═════ MATERIAL FOR THE TASK

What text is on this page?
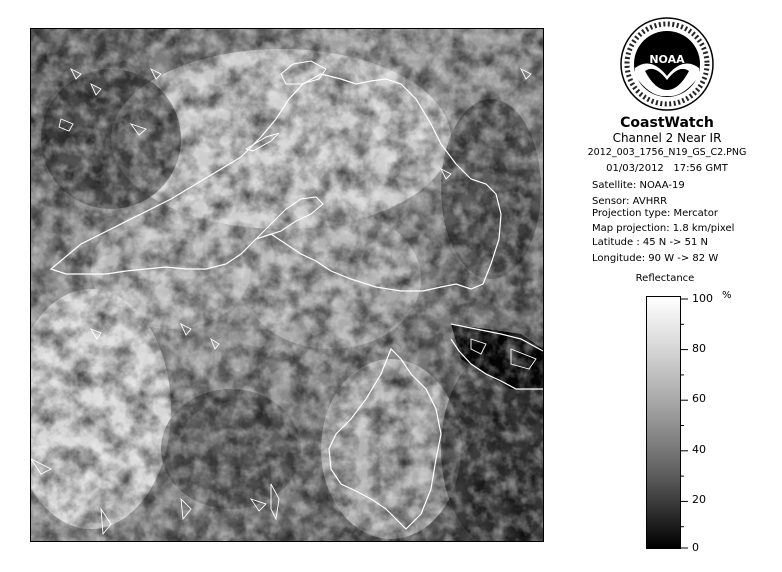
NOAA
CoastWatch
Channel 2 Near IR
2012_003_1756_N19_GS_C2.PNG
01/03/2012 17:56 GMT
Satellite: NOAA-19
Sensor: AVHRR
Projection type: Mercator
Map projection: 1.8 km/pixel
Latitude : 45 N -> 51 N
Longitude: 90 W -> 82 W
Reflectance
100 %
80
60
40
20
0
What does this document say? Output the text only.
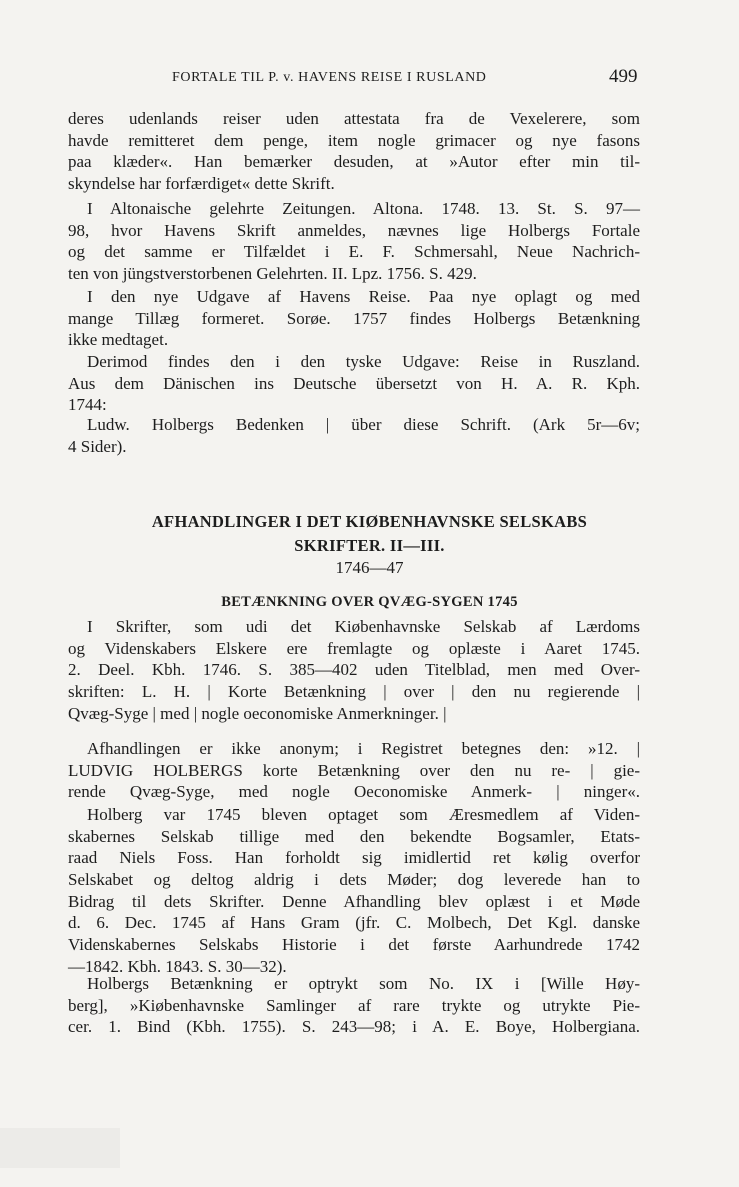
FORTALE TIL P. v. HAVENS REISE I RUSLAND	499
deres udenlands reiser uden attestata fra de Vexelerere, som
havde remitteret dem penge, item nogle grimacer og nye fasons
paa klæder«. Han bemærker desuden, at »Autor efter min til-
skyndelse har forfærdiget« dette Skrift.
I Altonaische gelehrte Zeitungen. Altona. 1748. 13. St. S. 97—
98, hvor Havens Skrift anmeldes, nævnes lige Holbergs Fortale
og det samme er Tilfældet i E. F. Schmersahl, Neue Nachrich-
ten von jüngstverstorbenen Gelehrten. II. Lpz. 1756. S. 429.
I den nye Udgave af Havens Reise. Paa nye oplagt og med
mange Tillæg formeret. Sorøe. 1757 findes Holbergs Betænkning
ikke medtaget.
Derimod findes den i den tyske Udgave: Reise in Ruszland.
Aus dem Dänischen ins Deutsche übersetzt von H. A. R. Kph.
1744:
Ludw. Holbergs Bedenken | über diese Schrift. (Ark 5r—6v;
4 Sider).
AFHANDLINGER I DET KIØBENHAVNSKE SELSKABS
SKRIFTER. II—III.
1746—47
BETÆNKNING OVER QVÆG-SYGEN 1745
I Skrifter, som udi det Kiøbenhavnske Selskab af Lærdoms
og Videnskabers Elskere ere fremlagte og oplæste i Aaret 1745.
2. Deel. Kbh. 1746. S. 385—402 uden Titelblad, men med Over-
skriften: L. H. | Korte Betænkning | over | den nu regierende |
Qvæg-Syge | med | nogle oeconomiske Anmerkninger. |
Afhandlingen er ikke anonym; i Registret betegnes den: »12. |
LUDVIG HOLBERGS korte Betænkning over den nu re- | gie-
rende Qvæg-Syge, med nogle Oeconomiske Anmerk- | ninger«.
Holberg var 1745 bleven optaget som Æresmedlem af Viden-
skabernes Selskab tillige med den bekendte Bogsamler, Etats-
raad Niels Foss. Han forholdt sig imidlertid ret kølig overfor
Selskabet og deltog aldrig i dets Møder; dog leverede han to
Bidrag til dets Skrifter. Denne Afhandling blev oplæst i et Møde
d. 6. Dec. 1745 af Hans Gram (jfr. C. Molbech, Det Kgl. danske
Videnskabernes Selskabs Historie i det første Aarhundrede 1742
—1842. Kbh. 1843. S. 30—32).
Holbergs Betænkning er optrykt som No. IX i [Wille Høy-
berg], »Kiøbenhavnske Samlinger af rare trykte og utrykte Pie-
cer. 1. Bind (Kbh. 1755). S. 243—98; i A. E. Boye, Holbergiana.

══════════
═════ MATERIAL FOR THE TASK

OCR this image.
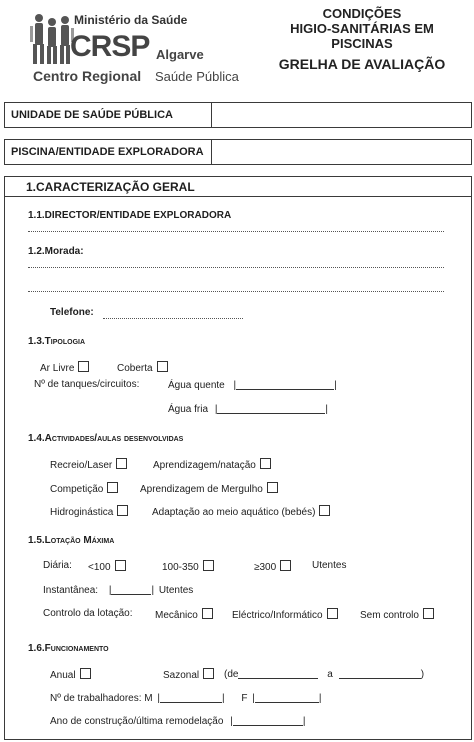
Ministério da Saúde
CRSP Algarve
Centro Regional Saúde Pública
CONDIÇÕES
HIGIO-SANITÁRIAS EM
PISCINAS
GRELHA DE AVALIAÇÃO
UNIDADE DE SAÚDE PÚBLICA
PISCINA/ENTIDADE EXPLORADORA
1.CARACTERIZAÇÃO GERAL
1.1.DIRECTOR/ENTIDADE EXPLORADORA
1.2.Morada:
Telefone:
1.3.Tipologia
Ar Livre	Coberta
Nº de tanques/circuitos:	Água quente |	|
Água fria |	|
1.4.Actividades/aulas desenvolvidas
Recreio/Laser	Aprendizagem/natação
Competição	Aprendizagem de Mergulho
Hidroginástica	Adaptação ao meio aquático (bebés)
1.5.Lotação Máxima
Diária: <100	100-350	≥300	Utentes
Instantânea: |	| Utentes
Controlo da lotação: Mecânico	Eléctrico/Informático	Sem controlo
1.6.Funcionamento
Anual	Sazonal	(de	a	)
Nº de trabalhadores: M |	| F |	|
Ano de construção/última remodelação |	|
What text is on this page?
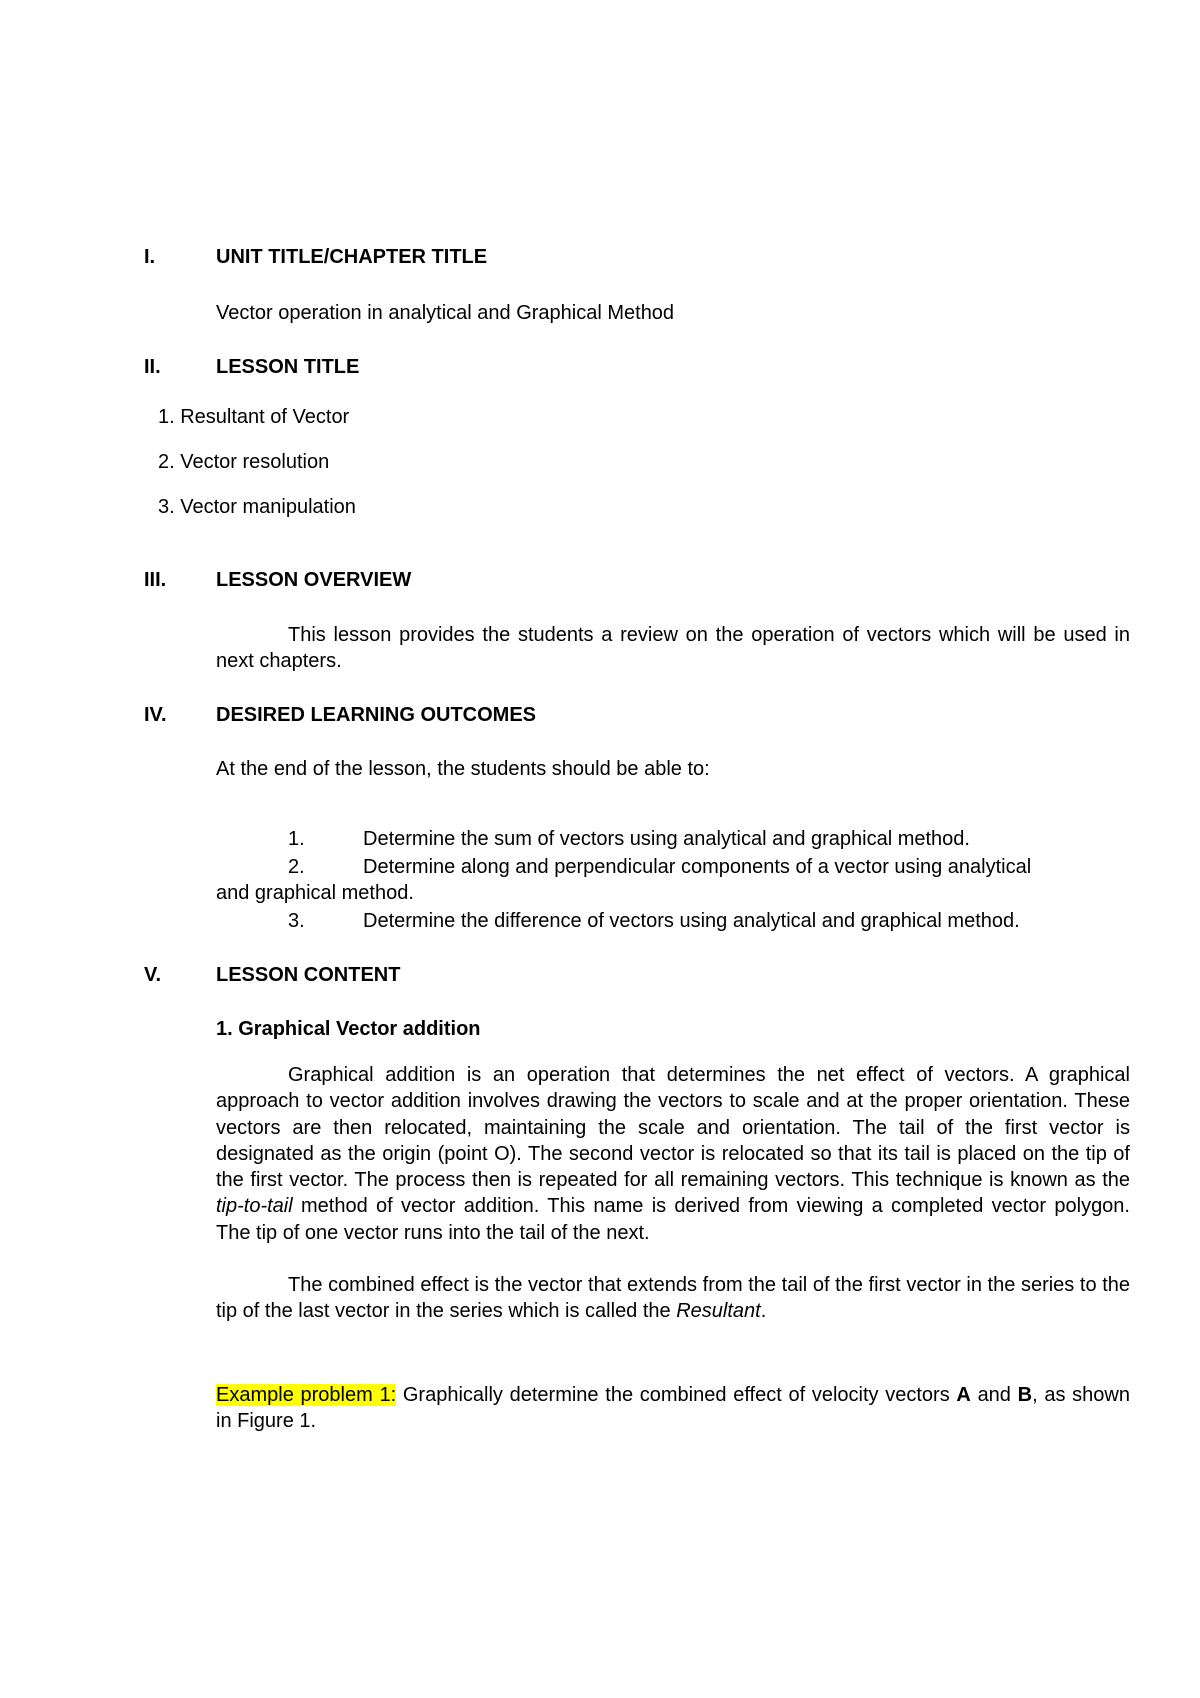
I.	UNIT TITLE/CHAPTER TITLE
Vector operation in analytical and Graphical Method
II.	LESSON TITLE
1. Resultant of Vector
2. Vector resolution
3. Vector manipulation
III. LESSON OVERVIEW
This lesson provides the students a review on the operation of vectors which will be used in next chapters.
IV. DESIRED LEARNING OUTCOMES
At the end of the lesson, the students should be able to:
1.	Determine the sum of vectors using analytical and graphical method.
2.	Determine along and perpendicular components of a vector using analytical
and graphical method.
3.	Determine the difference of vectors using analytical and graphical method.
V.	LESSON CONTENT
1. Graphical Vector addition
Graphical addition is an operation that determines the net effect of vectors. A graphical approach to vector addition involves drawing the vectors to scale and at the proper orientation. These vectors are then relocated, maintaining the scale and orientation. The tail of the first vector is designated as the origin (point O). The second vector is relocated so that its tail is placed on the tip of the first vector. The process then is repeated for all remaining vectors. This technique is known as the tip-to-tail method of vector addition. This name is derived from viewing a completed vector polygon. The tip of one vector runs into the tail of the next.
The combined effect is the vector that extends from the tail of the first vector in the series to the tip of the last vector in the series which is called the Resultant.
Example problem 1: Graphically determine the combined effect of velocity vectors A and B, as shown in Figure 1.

══════════
═════ MATERIAL FOR THE TASK

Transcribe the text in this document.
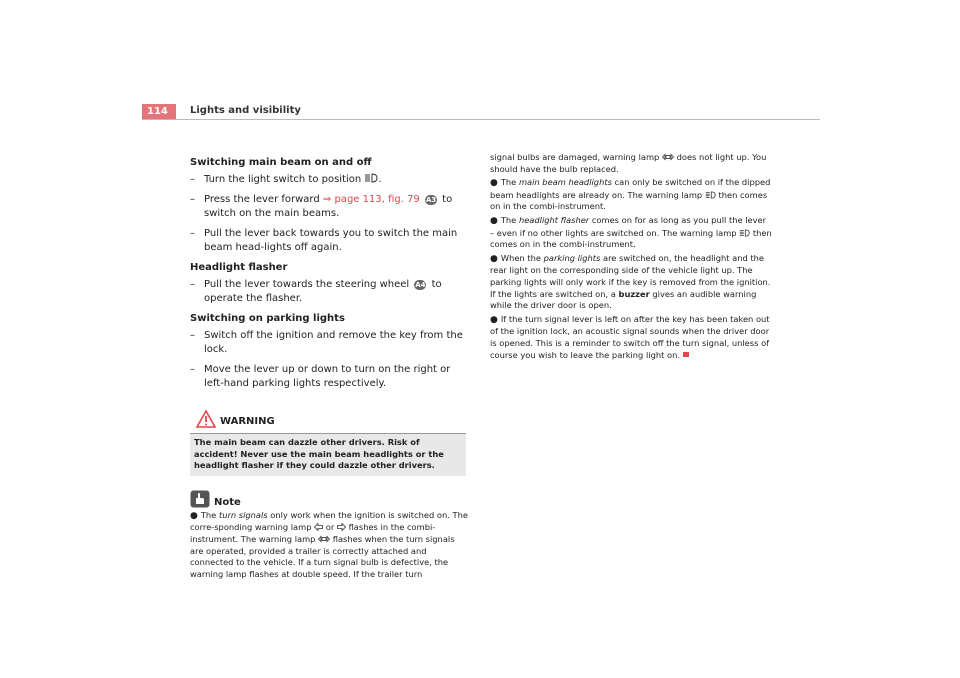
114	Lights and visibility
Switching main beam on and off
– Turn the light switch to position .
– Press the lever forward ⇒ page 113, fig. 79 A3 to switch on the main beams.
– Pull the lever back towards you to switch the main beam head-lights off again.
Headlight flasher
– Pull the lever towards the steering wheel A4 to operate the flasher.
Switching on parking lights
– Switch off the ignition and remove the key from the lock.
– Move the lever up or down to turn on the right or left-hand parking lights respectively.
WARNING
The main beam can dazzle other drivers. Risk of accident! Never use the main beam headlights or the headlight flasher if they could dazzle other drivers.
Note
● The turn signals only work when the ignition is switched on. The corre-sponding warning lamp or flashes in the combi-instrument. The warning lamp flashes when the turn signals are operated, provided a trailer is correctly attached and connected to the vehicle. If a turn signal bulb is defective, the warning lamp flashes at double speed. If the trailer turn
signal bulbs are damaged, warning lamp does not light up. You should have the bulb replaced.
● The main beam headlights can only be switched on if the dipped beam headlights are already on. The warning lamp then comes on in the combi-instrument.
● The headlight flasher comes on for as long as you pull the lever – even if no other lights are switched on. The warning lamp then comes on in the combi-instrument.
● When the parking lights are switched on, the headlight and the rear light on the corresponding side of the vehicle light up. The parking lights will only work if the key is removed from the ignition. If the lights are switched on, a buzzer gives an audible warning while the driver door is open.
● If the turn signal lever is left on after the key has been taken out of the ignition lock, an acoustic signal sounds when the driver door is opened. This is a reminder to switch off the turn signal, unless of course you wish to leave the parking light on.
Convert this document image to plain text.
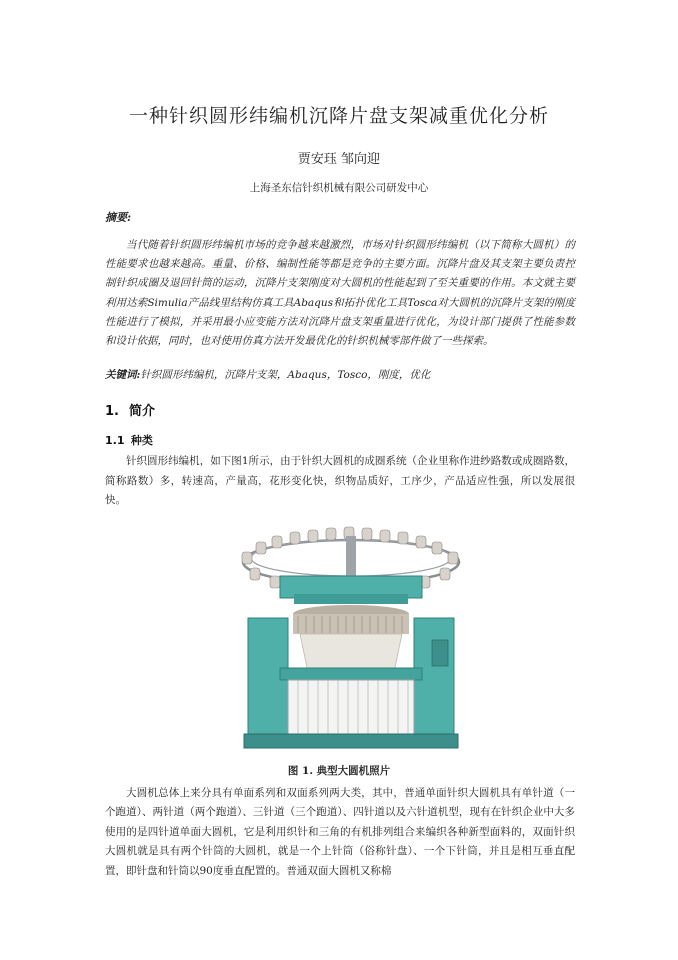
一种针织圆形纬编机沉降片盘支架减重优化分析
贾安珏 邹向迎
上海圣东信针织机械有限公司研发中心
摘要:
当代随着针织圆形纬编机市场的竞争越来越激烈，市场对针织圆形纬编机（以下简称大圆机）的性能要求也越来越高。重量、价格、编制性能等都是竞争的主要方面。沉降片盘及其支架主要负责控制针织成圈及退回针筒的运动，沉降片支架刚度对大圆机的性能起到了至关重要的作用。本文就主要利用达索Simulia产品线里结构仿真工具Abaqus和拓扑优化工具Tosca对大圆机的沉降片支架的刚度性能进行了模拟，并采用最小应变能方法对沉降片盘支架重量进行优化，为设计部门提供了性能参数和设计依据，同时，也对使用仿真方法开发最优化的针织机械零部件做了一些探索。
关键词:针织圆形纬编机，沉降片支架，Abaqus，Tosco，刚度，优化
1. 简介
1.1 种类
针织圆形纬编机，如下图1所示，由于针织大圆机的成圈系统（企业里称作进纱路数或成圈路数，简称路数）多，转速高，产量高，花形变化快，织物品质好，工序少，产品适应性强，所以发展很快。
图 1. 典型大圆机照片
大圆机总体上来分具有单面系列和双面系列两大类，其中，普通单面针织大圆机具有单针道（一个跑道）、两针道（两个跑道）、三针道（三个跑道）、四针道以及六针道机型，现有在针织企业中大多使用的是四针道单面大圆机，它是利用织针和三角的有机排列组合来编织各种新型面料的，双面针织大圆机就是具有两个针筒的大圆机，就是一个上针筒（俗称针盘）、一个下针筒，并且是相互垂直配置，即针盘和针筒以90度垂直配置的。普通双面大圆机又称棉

══════════

### DIRECTIONS
Display every line of the listing that contains the string "ikke".

### TASK ANSWER
ikke medtaget.
Afhandlingen er ikke anonym; i Registret betegnes den: »12. |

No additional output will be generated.